## [Task directions]
Only a number is wanted: the count of lines in this listing that contain "Maximilianstraße".
* START Supplied entries *
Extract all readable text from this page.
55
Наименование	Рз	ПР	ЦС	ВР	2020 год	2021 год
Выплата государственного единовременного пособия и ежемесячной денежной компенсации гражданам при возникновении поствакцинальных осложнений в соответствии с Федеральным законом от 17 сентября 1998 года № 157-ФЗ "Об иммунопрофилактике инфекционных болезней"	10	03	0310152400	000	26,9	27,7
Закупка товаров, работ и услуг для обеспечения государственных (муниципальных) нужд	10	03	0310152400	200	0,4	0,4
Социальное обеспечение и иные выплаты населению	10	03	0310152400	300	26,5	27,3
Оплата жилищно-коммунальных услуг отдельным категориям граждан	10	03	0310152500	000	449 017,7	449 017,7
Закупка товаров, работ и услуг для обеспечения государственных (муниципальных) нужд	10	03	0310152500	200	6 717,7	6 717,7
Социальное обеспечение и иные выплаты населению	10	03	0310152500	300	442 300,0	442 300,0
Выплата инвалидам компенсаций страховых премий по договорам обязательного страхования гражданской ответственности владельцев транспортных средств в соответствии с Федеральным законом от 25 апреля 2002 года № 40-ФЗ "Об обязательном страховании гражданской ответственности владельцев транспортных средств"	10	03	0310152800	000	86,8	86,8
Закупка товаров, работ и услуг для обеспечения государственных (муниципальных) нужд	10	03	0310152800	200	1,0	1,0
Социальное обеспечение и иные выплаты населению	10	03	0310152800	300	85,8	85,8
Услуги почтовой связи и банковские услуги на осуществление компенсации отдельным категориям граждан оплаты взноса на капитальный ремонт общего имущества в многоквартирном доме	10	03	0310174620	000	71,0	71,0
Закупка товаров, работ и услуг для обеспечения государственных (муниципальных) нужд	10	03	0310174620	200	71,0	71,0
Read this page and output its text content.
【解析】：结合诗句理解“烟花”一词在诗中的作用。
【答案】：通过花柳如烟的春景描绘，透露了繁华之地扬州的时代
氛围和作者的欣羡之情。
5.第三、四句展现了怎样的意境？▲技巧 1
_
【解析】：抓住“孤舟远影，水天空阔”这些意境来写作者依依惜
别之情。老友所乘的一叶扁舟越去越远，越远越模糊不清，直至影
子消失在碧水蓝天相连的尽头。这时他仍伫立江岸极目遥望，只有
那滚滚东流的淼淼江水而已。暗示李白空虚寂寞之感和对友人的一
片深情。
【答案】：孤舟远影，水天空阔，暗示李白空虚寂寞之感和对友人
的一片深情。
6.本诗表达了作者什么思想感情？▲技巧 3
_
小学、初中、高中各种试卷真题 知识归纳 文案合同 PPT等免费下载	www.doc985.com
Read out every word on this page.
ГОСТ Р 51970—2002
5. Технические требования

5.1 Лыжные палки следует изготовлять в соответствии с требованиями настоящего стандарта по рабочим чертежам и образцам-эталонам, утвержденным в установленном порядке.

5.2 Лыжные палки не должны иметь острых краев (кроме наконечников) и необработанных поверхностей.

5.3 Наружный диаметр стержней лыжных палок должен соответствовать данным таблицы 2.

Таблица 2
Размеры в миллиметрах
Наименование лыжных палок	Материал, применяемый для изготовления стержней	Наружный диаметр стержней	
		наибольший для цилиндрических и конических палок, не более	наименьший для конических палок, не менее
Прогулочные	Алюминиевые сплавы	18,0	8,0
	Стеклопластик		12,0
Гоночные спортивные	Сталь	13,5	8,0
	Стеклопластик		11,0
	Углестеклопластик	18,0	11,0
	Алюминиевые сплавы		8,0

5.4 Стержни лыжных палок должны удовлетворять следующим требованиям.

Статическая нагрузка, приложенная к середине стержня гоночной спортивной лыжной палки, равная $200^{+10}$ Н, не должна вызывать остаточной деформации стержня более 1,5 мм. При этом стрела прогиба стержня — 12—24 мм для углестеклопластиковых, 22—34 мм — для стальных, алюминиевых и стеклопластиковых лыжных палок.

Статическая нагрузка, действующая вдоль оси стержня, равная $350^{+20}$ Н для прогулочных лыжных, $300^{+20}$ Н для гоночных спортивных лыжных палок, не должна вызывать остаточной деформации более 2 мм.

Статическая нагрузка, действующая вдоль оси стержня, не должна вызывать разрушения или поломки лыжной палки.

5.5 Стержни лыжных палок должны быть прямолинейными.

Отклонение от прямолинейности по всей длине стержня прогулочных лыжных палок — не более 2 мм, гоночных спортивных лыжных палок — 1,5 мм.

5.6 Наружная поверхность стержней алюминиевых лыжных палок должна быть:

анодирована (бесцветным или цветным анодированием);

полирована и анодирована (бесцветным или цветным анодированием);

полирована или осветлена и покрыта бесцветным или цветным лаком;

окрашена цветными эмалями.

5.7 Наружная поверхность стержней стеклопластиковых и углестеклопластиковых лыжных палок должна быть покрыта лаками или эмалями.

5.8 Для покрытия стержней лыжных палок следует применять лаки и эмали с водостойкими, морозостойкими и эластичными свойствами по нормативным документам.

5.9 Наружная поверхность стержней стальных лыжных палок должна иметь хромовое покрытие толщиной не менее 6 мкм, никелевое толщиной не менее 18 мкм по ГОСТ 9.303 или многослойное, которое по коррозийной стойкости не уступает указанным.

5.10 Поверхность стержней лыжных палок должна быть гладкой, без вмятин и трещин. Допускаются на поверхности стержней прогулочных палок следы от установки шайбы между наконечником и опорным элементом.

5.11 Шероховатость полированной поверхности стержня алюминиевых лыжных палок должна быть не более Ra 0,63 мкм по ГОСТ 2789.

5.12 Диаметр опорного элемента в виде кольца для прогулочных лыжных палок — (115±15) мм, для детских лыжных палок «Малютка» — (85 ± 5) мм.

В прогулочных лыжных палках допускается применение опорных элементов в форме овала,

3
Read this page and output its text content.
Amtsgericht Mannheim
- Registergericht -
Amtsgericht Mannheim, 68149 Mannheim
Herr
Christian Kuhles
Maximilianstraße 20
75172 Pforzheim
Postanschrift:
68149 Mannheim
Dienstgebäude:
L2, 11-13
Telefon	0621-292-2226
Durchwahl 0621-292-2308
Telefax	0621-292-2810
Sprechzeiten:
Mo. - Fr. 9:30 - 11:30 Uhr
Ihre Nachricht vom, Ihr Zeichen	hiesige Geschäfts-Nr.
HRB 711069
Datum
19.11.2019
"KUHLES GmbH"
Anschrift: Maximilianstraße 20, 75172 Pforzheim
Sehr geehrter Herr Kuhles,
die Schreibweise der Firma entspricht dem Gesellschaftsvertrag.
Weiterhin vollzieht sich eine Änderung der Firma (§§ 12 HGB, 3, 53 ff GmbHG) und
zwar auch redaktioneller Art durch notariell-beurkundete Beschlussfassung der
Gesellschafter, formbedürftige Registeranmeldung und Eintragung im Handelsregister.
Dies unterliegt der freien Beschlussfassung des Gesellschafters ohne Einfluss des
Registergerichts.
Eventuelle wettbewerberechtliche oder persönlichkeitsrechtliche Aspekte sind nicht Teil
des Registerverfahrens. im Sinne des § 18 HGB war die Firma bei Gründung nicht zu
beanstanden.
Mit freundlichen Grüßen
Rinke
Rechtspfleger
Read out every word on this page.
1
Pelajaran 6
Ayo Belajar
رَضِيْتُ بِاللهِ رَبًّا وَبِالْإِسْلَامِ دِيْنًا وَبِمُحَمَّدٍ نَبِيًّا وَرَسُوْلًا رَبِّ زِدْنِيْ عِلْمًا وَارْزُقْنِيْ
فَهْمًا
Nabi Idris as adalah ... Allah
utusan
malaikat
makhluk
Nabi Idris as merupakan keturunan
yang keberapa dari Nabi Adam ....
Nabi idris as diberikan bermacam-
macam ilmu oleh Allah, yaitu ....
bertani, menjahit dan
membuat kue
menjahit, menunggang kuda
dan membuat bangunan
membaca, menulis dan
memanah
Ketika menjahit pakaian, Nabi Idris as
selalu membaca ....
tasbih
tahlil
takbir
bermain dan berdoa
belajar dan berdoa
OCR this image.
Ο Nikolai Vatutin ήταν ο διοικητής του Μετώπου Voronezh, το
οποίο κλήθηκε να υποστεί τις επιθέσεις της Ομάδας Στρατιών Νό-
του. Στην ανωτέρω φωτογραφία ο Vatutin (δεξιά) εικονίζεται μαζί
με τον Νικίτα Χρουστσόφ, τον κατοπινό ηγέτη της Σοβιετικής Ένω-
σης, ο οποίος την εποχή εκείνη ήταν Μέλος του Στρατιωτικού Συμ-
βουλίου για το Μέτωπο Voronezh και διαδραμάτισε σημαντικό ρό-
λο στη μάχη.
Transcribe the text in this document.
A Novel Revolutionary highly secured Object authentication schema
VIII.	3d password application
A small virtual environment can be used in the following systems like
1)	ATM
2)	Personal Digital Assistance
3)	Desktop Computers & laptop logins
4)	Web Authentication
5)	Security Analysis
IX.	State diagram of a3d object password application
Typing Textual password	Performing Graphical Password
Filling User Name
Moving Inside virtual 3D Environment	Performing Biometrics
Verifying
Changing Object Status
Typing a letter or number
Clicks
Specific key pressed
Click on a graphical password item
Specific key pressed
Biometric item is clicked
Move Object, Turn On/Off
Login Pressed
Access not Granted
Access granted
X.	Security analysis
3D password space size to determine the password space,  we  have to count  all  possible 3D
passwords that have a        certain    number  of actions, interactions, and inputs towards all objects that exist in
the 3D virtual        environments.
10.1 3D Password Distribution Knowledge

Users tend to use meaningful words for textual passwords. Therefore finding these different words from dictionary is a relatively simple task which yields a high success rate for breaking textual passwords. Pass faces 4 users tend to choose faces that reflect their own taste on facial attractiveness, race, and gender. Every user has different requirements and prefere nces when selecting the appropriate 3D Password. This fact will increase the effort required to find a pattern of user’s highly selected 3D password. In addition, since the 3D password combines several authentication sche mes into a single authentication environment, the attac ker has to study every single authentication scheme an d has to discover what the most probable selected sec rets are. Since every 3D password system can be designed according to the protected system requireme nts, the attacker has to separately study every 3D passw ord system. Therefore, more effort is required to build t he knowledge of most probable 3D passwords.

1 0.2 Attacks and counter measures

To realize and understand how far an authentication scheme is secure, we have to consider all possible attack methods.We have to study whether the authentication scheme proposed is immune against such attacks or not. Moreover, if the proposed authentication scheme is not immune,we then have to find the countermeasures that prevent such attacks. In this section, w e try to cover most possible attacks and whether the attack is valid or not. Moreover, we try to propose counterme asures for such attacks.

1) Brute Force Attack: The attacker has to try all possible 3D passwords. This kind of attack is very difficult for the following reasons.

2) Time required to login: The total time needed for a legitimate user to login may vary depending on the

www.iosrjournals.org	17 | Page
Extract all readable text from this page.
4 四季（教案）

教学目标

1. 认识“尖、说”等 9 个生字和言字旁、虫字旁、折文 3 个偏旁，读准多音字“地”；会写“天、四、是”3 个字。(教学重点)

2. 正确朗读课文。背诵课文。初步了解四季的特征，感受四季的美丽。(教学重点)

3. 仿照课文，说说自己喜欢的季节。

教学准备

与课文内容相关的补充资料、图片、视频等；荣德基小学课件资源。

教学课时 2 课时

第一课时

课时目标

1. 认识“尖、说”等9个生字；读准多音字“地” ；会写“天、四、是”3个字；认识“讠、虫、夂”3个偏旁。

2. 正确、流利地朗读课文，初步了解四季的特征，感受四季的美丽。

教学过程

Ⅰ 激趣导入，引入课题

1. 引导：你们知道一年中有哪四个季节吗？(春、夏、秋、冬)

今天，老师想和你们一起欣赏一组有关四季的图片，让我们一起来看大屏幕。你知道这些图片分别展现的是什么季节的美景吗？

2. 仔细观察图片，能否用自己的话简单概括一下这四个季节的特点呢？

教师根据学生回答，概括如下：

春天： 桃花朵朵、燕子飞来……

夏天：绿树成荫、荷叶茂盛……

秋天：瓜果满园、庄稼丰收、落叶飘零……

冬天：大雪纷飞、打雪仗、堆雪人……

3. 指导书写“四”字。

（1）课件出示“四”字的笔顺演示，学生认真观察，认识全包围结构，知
* END Supplied entries *
## [Task answer]
2